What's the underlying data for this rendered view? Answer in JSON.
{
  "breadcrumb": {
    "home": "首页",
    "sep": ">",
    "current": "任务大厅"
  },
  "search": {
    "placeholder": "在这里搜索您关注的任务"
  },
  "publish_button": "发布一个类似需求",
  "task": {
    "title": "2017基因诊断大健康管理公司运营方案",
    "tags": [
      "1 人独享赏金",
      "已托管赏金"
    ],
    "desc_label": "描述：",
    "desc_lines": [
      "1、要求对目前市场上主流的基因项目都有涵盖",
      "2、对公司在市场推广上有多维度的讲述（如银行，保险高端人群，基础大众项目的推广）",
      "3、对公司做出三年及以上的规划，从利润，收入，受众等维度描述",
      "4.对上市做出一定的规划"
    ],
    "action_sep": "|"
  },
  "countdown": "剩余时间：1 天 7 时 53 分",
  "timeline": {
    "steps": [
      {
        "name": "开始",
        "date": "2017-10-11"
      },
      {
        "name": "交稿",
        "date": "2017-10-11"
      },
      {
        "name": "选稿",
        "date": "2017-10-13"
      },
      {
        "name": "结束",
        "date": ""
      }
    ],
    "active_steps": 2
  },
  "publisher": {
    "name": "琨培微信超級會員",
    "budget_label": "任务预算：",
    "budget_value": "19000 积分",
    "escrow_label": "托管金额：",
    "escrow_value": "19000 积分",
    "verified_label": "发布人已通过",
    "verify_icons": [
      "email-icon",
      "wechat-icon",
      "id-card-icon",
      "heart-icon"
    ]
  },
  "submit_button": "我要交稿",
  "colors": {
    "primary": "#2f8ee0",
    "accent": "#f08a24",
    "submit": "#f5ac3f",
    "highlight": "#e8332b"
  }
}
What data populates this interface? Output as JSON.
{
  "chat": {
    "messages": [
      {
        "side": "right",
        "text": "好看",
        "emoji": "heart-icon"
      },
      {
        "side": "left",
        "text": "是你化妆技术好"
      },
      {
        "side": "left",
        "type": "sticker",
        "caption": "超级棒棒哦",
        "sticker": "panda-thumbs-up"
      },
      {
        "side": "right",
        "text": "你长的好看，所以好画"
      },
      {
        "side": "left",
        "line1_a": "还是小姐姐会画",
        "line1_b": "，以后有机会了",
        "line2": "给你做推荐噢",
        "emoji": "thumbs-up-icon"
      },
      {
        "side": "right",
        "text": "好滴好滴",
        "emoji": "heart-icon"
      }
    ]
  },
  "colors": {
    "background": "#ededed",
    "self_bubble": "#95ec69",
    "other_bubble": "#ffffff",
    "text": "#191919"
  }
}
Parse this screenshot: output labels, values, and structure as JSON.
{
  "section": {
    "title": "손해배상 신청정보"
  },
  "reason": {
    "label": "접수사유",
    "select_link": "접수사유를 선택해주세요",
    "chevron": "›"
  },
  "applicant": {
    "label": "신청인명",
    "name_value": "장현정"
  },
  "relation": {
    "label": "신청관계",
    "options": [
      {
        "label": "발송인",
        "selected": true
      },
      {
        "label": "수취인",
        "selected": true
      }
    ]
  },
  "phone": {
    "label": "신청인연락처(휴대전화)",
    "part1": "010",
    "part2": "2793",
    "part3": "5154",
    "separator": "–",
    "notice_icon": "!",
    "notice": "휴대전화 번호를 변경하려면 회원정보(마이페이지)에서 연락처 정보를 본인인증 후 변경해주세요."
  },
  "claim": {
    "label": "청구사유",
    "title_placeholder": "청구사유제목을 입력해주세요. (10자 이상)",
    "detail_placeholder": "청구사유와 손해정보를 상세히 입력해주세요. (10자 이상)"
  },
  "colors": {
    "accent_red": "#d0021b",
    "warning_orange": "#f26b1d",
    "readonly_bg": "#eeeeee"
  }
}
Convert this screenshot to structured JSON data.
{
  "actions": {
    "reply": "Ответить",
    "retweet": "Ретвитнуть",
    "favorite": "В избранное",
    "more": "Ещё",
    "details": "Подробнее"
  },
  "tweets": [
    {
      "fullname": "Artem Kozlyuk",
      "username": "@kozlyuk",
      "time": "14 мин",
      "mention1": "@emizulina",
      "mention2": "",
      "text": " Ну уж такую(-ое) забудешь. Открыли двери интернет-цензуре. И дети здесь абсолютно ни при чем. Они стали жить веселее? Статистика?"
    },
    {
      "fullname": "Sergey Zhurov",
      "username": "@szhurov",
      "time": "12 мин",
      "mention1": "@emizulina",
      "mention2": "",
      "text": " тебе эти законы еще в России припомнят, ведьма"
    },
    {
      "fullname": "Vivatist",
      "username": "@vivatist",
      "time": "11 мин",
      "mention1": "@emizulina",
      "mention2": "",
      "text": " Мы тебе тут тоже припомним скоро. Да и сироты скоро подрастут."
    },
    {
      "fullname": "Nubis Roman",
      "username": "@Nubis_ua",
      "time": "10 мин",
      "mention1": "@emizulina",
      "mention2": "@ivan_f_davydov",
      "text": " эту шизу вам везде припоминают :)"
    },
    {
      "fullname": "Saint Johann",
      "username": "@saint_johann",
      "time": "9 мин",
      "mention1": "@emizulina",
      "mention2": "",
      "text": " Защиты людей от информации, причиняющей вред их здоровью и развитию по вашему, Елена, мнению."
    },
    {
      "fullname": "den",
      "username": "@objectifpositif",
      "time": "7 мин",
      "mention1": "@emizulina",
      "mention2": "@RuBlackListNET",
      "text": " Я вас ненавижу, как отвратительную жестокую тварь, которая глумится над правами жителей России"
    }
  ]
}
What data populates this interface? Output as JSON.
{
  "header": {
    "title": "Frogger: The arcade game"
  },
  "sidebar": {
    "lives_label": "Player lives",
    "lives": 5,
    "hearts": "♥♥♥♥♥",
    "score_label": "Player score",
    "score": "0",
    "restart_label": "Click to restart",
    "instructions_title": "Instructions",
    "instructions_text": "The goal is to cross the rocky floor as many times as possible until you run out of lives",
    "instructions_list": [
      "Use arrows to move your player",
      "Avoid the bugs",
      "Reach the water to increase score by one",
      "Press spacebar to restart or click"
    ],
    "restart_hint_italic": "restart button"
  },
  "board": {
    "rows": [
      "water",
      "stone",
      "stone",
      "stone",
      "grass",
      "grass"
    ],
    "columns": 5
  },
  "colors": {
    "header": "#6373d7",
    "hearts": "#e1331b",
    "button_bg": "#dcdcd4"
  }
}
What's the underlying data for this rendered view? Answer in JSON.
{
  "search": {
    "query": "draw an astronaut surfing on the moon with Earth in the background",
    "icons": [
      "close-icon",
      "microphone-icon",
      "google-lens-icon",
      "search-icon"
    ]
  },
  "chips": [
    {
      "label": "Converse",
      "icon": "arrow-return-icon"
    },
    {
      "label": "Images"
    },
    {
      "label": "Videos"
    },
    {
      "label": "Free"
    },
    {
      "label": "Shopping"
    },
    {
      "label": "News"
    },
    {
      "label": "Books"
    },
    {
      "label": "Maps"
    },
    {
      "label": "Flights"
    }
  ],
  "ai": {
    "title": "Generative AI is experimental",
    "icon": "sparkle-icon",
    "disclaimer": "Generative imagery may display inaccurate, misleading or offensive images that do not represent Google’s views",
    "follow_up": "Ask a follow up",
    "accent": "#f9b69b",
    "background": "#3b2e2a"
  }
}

WHAT THE TASK ASKS: Go through the data and return every record exactly.

RESULT OF THIS TASK:
What's the underlying data for this rendered view? Answer in JSON.
{
  "breadcrumb": {
    "home": "首页",
    "sep": ">",
    "current": "任务大厅"
  },
  "search": {
    "placeholder": "在这里搜索您关注的任务"
  },
  "publish_button": "发布一个类似需求",
  "task": {
    "title": "2017基因诊断大健康管理公司运营方案",
    "tags": [
      "1 人独享赏金",
      "已托管赏金"
    ],
    "desc_label": "描述：",
    "desc_lines": [
      "1、要求对目前市场上主流的基因项目都有涵盖",
      "2、对公司在市场推广上有多维度的讲述（如银行，保险高端人群，基础大众项目的推广）",
      "3、对公司做出三年及以上的规划，从利润，收入，受众等维度描述",
      "4.对上市做出一定的规划"
    ],
    "action_sep": "|"
  },
  "countdown": "剩余时间：1 天 7 时 53 分",
  "timeline": {
    "steps": [
      {
        "name": "开始",
        "date": "2017-10-11"
      },
      {
        "name": "交稿",
        "date": "2017-10-11"
      },
      {
        "name": "选稿",
        "date": "2017-10-13"
      },
      {
        "name": "结束",
        "date": ""
      }
    ],
    "active_steps": 2
  },
  "publisher": {
    "name": "琨培微信超級會員",
    "budget_label": "任务预算：",
    "budget_value": "19000 积分",
    "escrow_label": "托管金额：",
    "escrow_value": "19000 积分",
    "verified_label": "发布人已通过",
    "verify_icons": [
      "email-icon",
      "wechat-icon",
      "id-card-icon",
      "heart-icon"
    ]
  },
  "submit_button": "我要交稿",
  "colors": {
    "primary": "#2f8ee0",
    "accent": "#f08a24",
    "submit": "#f5ac3f",
    "highlight": "#e8332b"
  }
}
What data populates this interface? Output as JSON.
{
  "chat": {
    "messages": [
      {
        "side": "right",
        "text": "好看",
        "emoji": "heart-icon"
      },
      {
        "side": "left",
        "text": "是你化妆技术好"
      },
      {
        "side": "left",
        "type": "sticker",
        "caption": "超级棒棒哦",
        "sticker": "panda-thumbs-up"
      },
      {
        "side": "right",
        "text": "你长的好看，所以好画"
      },
      {
        "side": "left",
        "line1_a": "还是小姐姐会画",
        "line1_b": "，以后有机会了",
        "line2": "给你做推荐噢",
        "emoji": "thumbs-up-icon"
      },
      {
        "side": "right",
        "text": "好滴好滴",
        "emoji": "heart-icon"
      }
    ]
  },
  "colors": {
    "background": "#ededed",
    "self_bubble": "#95ec69",
    "other_bubble": "#ffffff",
    "text": "#191919"
  }
}
Parse this screenshot: output labels, values, and structure as JSON.
{
  "section": {
    "title": "손해배상 신청정보"
  },
  "reason": {
    "label": "접수사유",
    "select_link": "접수사유를 선택해주세요",
    "chevron": "›"
  },
  "applicant": {
    "label": "신청인명",
    "name_value": "장현정"
  },
  "relation": {
    "label": "신청관계",
    "options": [
      {
        "label": "발송인",
        "selected": true
      },
      {
        "label": "수취인",
        "selected": true
      }
    ]
  },
  "phone": {
    "label": "신청인연락처(휴대전화)",
    "part1": "010",
    "part2": "2793",
    "part3": "5154",
    "separator": "–",
    "notice_icon": "!",
    "notice": "휴대전화 번호를 변경하려면 회원정보(마이페이지)에서 연락처 정보를 본인인증 후 변경해주세요."
  },
  "claim": {
    "label": "청구사유",
    "title_placeholder": "청구사유제목을 입력해주세요. (10자 이상)",
    "detail_placeholder": "청구사유와 손해정보를 상세히 입력해주세요. (10자 이상)"
  },
  "colors": {
    "accent_red": "#d0021b",
    "warning_orange": "#f26b1d",
    "readonly_bg": "#eeeeee"
  }
}
Convert this screenshot to structured JSON data.
{
  "actions": {
    "reply": "Ответить",
    "retweet": "Ретвитнуть",
    "favorite": "В избранное",
    "more": "Ещё",
    "details": "Подробнее"
  },
  "tweets": [
    {
      "fullname": "Artem Kozlyuk",
      "username": "@kozlyuk",
      "time": "14 мин",
      "mention1": "@emizulina",
      "mention2": "",
      "text": " Ну уж такую(-ое) забудешь. Открыли двери интернет-цензуре. И дети здесь абсолютно ни при чем. Они стали жить веселее? Статистика?"
    },
    {
      "fullname": "Sergey Zhurov",
      "username": "@szhurov",
      "time": "12 мин",
      "mention1": "@emizulina",
      "mention2": "",
      "text": " тебе эти законы еще в России припомнят, ведьма"
    },
    {
      "fullname": "Vivatist",
      "username": "@vivatist",
      "time": "11 мин",
      "mention1": "@emizulina",
      "mention2": "",
      "text": " Мы тебе тут тоже припомним скоро. Да и сироты скоро подрастут."
    },
    {
      "fullname": "Nubis Roman",
      "username": "@Nubis_ua",
      "time": "10 мин",
      "mention1": "@emizulina",
      "mention2": "@ivan_f_davydov",
      "text": " эту шизу вам везде припоминают :)"
    },
    {
      "fullname": "Saint Johann",
      "username": "@saint_johann",
      "time": "9 мин",
      "mention1": "@emizulina",
      "mention2": "",
      "text": " Защиты людей от информации, причиняющей вред их здоровью и развитию по вашему, Елена, мнению."
    },
    {
      "fullname": "den",
      "username": "@objectifpositif",
      "time": "7 мин",
      "mention1": "@emizulina",
      "mention2": "@RuBlackListNET",
      "text": " Я вас ненавижу, как отвратительную жестокую тварь, которая глумится над правами жителей России"
    }
  ]
}
What data populates this interface? Output as JSON.
{
  "header": {
    "title": "Frogger: The arcade game"
  },
  "sidebar": {
    "lives_label": "Player lives",
    "lives": 5,
    "hearts": "♥♥♥♥♥",
    "score_label": "Player score",
    "score": "0",
    "restart_label": "Click to restart",
    "instructions_title": "Instructions",
    "instructions_text": "The goal is to cross the rocky floor as many times as possible until you run out of lives",
    "instructions_list": [
      "Use arrows to move your player",
      "Avoid the bugs",
      "Reach the water to increase score by one",
      "Press spacebar to restart or click"
    ],
    "restart_hint_italic": "restart button"
  },
  "board": {
    "rows": [
      "water",
      "stone",
      "stone",
      "stone",
      "grass",
      "grass"
    ],
    "columns": 5
  },
  "colors": {
    "header": "#6373d7",
    "hearts": "#e1331b",
    "button_bg": "#dcdcd4"
  }
}
What's the underlying data for this rendered view? Answer in JSON.
{
  "search": {
    "query": "draw an astronaut surfing on the moon with Earth in the background",
    "icons": [
      "close-icon",
      "microphone-icon",
      "google-lens-icon",
      "search-icon"
    ]
  },
  "chips": [
    {
      "label": "Converse",
      "icon": "arrow-return-icon"
    },
    {
      "label": "Images"
    },
    {
      "label": "Videos"
    },
    {
      "label": "Free"
    },
    {
      "label": "Shopping"
    },
    {
      "label": "News"
    },
    {
      "label": "Books"
    },
    {
      "label": "Maps"
    },
    {
      "label": "Flights"
    }
  ],
  "ai": {
    "title": "Generative AI is experimental",
    "icon": "sparkle-icon",
    "disclaimer": "Generative imagery may display inaccurate, misleading or offensive images that do not represent Google’s views",
    "follow_up": "Ask a follow up",
    "accent": "#f9b69b",
    "background": "#3b2e2a"
  }
}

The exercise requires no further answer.